■ **DIRECTIONS**
Each entry should be quoted word for word, including every mark of punctuation.

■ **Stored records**
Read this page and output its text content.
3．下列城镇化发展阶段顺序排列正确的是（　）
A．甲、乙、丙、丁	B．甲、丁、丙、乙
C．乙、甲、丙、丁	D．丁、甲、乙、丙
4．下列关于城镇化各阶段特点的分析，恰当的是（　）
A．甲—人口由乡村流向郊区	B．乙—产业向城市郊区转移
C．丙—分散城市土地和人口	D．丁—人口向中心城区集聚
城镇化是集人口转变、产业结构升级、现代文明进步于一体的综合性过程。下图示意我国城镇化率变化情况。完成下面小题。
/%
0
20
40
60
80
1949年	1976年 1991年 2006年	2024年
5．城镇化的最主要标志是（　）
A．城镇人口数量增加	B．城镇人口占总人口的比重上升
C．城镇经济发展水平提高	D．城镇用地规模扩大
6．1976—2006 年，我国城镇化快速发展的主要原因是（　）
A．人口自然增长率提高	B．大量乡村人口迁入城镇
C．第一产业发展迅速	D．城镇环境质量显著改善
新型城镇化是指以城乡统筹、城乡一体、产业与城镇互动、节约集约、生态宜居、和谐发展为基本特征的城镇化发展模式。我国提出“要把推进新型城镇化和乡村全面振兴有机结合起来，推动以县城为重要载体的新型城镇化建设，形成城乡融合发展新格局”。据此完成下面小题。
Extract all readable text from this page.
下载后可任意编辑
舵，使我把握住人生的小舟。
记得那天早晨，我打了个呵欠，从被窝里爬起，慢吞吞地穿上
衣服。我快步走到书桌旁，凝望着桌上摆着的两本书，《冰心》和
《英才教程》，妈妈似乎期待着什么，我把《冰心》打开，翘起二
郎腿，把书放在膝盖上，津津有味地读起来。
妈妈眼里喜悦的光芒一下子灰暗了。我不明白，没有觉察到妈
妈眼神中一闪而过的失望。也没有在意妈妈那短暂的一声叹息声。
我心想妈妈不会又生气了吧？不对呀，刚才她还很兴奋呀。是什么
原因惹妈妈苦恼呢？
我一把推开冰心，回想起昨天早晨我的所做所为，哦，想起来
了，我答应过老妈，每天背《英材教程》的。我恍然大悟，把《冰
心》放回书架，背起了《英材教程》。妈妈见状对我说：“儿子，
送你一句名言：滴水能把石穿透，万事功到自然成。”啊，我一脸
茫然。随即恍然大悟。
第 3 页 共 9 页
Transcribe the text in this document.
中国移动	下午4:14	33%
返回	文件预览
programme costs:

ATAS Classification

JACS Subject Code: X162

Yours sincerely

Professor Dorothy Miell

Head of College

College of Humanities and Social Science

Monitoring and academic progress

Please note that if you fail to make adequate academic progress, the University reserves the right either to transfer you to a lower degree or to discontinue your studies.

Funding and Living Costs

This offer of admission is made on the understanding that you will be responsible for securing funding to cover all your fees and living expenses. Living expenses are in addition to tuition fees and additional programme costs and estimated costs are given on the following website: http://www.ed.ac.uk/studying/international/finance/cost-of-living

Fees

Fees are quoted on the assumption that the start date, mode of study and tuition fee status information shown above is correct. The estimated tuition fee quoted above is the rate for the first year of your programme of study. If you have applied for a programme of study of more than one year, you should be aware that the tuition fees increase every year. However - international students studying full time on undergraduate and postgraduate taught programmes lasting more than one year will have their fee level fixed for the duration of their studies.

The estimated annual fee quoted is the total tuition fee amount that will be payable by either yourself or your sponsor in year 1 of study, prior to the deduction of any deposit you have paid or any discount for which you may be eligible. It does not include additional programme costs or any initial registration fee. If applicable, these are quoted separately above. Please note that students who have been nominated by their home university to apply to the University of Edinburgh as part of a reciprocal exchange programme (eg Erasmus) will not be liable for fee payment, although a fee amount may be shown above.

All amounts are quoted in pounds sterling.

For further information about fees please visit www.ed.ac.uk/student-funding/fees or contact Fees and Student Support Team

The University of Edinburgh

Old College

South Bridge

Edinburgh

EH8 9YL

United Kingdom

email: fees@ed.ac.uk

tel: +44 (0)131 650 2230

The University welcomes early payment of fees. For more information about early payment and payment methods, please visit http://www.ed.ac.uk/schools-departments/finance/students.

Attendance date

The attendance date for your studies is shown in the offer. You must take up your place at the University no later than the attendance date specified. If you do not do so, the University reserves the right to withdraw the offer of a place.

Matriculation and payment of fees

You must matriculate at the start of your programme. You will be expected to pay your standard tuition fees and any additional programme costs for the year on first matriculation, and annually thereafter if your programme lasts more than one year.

■ **EXERCISE RESPONSE**
Read this page and output its text content.
3．下列城镇化发展阶段顺序排列正确的是（　）
A．甲、乙、丙、丁	B．甲、丁、丙、乙
C．乙、甲、丙、丁	D．丁、甲、乙、丙
4．下列关于城镇化各阶段特点的分析，恰当的是（　）
A．甲—人口由乡村流向郊区	B．乙—产业向城市郊区转移
C．丙—分散城市土地和人口	D．丁—人口向中心城区集聚
城镇化是集人口转变、产业结构升级、现代文明进步于一体的综合性过程。下图示意我国城镇化率变化情况。完成下面小题。
/%
0
20
40
60
80
1949年	1976年 1991年 2006年	2024年
5．城镇化的最主要标志是（　）
A．城镇人口数量增加	B．城镇人口占总人口的比重上升
C．城镇经济发展水平提高	D．城镇用地规模扩大
6．1976—2006 年，我国城镇化快速发展的主要原因是（　）
A．人口自然增长率提高	B．大量乡村人口迁入城镇
C．第一产业发展迅速	D．城镇环境质量显著改善
新型城镇化是指以城乡统筹、城乡一体、产业与城镇互动、节约集约、生态宜居、和谐发展为基本特征的城镇化发展模式。我国提出“要把推进新型城镇化和乡村全面振兴有机结合起来，推动以县城为重要载体的新型城镇化建设，形成城乡融合发展新格局”。据此完成下面小题。
Extract all readable text from this page.
下载后可任意编辑
舵，使我把握住人生的小舟。
记得那天早晨，我打了个呵欠，从被窝里爬起，慢吞吞地穿上
衣服。我快步走到书桌旁，凝望着桌上摆着的两本书，《冰心》和
《英才教程》，妈妈似乎期待着什么，我把《冰心》打开，翘起二
郎腿，把书放在膝盖上，津津有味地读起来。
妈妈眼里喜悦的光芒一下子灰暗了。我不明白，没有觉察到妈
妈眼神中一闪而过的失望。也没有在意妈妈那短暂的一声叹息声。
我心想妈妈不会又生气了吧？不对呀，刚才她还很兴奋呀。是什么
原因惹妈妈苦恼呢？
我一把推开冰心，回想起昨天早晨我的所做所为，哦，想起来
了，我答应过老妈，每天背《英材教程》的。我恍然大悟，把《冰
心》放回书架，背起了《英材教程》。妈妈见状对我说：“儿子，
送你一句名言：滴水能把石穿透，万事功到自然成。”啊，我一脸
茫然。随即恍然大悟。
第 3 页 共 9 页
Transcribe the text in this document.
中国移动	下午4:14	33%
返回	文件预览
programme costs:

ATAS Classification

JACS Subject Code: X162

Yours sincerely

Professor Dorothy Miell

Head of College

College of Humanities and Social Science

Monitoring and academic progress

Please note that if you fail to make adequate academic progress, the University reserves the right either to transfer you to a lower degree or to discontinue your studies.

Funding and Living Costs

This offer of admission is made on the understanding that you will be responsible for securing funding to cover all your fees and living expenses. Living expenses are in addition to tuition fees and additional programme costs and estimated costs are given on the following website: http://www.ed.ac.uk/studying/international/finance/cost-of-living

Fees

Fees are quoted on the assumption that the start date, mode of study and tuition fee status information shown above is correct. The estimated tuition fee quoted above is the rate for the first year of your programme of study. If you have applied for a programme of study of more than one year, you should be aware that the tuition fees increase every year. However - international students studying full time on undergraduate and postgraduate taught programmes lasting more than one year will have their fee level fixed for the duration of their studies.

The estimated annual fee quoted is the total tuition fee amount that will be payable by either yourself or your sponsor in year 1 of study, prior to the deduction of any deposit you have paid or any discount for which you may be eligible. It does not include additional programme costs or any initial registration fee. If applicable, these are quoted separately above. Please note that students who have been nominated by their home university to apply to the University of Edinburgh as part of a reciprocal exchange programme (eg Erasmus) will not be liable for fee payment, although a fee amount may be shown above.

All amounts are quoted in pounds sterling.

For further information about fees please visit www.ed.ac.uk/student-funding/fees or contact Fees and Student Support Team

The University of Edinburgh

Old College

South Bridge

Edinburgh

EH8 9YL

United Kingdom

email: fees@ed.ac.uk

tel: +44 (0)131 650 2230

The University welcomes early payment of fees. For more information about early payment and payment methods, please visit http://www.ed.ac.uk/schools-departments/finance/students.

Attendance date

The attendance date for your studies is shown in the offer. You must take up your place at the University no later than the attendance date specified. If you do not do so, the University reserves the right to withdraw the offer of a place.

Matriculation and payment of fees

You must matriculate at the start of your programme. You will be expected to pay your standard tuition fees and any additional programme costs for the year on first matriculation, and annually thereafter if your programme lasts more than one year.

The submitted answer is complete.